● Working data

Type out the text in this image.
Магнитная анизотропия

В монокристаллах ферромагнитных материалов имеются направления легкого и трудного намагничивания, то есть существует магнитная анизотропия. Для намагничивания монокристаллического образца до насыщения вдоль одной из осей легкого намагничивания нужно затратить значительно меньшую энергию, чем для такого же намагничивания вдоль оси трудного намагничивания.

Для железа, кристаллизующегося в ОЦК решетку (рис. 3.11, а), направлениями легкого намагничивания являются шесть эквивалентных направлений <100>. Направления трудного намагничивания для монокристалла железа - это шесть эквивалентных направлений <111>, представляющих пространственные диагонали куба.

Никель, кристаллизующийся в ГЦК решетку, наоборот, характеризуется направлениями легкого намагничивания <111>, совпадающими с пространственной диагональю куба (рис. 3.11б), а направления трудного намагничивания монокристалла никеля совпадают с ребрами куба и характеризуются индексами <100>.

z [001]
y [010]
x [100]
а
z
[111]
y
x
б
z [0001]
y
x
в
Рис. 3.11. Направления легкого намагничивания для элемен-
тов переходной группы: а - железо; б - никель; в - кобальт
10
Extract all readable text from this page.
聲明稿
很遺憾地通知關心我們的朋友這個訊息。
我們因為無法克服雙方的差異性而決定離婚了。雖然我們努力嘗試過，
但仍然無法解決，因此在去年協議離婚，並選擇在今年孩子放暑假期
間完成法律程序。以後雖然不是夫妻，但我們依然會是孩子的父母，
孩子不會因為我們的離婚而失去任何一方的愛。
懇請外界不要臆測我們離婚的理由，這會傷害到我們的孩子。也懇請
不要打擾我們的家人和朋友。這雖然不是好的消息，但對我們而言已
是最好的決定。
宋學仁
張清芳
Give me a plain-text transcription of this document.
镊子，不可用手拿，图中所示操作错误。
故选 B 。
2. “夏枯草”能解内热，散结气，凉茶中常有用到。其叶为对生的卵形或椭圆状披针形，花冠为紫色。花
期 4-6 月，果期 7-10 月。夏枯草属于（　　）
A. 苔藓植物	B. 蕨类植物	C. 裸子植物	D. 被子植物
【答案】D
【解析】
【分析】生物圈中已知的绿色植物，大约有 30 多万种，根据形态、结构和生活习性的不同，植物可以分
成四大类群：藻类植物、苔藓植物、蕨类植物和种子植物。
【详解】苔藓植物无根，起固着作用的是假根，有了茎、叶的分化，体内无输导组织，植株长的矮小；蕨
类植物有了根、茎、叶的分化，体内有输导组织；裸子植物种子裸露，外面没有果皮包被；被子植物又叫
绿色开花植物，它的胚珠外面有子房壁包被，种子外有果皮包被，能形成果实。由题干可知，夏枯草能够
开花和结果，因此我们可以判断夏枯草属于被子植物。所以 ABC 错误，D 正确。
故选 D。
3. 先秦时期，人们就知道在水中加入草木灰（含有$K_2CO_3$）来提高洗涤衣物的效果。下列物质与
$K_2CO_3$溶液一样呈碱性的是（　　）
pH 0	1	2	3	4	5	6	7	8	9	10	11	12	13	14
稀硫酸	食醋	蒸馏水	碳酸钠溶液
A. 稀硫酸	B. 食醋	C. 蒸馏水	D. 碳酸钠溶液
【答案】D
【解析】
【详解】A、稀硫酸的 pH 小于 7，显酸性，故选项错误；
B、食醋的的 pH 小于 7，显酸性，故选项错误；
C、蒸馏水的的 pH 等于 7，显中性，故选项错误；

● Work instructions
Identify the lines above with the word "text". Copy them.

● The output
Type out the text in this image.
Extract all readable text from this page.
Give me a plain-text transcription of this document.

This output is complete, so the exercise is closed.